▶ Extracted data
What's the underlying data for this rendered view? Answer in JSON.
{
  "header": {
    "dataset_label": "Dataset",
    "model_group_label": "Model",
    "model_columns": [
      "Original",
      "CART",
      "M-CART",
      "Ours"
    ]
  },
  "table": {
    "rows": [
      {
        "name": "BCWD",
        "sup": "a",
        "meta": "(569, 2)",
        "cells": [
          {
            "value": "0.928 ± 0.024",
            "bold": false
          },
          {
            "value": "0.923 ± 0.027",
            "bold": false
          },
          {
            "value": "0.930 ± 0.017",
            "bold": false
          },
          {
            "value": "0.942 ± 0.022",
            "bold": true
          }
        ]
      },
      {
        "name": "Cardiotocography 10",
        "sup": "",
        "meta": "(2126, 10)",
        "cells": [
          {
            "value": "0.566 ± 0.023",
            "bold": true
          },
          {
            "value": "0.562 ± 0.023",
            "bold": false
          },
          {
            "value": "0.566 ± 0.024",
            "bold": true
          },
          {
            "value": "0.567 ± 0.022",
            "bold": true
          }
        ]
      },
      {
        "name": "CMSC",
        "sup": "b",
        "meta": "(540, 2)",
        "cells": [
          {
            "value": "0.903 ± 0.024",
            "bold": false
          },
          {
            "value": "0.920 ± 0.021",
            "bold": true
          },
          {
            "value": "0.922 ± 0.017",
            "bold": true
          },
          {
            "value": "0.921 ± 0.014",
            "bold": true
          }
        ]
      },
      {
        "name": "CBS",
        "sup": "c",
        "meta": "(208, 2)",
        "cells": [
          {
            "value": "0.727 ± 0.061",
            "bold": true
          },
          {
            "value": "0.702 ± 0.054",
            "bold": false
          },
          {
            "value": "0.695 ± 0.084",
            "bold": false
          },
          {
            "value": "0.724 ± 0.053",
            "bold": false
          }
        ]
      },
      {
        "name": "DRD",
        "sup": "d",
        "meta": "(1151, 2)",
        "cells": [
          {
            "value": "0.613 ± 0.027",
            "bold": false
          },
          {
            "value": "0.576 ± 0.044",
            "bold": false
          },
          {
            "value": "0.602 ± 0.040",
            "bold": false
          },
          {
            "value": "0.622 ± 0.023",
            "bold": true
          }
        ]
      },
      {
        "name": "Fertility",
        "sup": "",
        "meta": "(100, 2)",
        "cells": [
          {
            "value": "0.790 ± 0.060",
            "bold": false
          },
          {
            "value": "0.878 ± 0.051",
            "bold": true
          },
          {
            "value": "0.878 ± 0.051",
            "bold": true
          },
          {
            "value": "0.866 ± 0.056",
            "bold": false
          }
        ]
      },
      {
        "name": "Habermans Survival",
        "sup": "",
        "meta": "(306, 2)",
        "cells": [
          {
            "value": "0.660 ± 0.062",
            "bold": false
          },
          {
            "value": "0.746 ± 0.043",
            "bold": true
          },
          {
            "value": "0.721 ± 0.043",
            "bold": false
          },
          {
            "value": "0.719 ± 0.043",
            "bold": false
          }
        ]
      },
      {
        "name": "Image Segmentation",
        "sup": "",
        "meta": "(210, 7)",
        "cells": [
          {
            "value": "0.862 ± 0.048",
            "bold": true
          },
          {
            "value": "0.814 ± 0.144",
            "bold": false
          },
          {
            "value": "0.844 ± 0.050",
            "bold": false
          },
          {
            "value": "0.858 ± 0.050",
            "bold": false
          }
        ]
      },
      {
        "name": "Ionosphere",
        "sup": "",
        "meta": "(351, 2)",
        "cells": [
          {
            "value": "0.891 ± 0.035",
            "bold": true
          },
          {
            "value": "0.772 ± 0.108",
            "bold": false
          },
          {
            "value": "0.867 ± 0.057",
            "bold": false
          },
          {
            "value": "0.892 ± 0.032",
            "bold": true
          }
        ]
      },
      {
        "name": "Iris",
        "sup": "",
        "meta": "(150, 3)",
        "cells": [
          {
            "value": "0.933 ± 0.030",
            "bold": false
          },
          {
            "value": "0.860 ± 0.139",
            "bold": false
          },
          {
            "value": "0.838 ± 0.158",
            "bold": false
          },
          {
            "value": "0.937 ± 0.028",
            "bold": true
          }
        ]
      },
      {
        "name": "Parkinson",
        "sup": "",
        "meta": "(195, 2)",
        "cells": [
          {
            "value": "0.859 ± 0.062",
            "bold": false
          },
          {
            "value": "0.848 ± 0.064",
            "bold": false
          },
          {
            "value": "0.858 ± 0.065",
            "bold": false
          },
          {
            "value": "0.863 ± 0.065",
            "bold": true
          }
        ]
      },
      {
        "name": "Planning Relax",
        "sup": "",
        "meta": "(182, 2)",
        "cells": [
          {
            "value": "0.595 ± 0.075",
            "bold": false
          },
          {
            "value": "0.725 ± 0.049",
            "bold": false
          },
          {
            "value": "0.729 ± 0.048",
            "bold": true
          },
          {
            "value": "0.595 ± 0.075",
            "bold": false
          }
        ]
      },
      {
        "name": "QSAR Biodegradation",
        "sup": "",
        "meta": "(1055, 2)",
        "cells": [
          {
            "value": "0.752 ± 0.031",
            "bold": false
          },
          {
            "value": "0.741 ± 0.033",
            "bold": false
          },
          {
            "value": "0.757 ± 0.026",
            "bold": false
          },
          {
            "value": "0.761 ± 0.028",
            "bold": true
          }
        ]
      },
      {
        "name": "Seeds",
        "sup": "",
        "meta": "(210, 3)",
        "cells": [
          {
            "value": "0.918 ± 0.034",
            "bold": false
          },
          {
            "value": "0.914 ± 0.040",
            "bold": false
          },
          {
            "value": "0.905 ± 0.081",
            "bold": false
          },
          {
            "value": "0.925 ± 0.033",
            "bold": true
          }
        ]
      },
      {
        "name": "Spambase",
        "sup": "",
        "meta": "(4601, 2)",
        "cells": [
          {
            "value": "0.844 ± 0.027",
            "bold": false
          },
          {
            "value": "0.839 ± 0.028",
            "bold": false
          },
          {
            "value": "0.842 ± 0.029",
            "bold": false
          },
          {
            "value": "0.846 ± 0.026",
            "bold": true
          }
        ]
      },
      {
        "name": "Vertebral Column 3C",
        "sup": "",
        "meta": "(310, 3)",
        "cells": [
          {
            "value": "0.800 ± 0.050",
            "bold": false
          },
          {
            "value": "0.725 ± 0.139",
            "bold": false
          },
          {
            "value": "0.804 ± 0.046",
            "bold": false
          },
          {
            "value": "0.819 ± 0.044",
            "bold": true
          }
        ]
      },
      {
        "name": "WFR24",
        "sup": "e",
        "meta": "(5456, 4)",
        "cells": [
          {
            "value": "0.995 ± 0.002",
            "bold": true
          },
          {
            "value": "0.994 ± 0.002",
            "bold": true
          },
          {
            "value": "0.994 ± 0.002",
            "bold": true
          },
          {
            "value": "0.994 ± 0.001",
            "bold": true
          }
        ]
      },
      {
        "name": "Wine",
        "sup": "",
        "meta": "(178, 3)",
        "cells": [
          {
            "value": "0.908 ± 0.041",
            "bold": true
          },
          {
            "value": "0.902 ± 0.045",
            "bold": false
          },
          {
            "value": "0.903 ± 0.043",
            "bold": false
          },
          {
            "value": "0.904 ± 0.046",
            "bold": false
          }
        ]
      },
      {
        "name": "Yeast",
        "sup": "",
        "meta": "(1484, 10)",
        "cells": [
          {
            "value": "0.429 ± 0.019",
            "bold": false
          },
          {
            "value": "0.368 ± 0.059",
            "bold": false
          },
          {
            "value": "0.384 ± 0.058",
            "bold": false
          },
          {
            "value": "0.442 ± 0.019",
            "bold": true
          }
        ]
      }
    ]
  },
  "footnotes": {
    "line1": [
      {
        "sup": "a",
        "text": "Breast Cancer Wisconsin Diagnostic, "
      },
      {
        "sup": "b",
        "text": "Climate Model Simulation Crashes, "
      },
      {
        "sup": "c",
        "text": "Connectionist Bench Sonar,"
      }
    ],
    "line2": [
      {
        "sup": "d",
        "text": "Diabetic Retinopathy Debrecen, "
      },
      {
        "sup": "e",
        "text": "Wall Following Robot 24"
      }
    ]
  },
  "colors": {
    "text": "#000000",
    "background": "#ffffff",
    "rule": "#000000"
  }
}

▶ Given problem
How many lines of the listing above include the word "text"? State the number and nothing else.

▶ Result of this exercise
6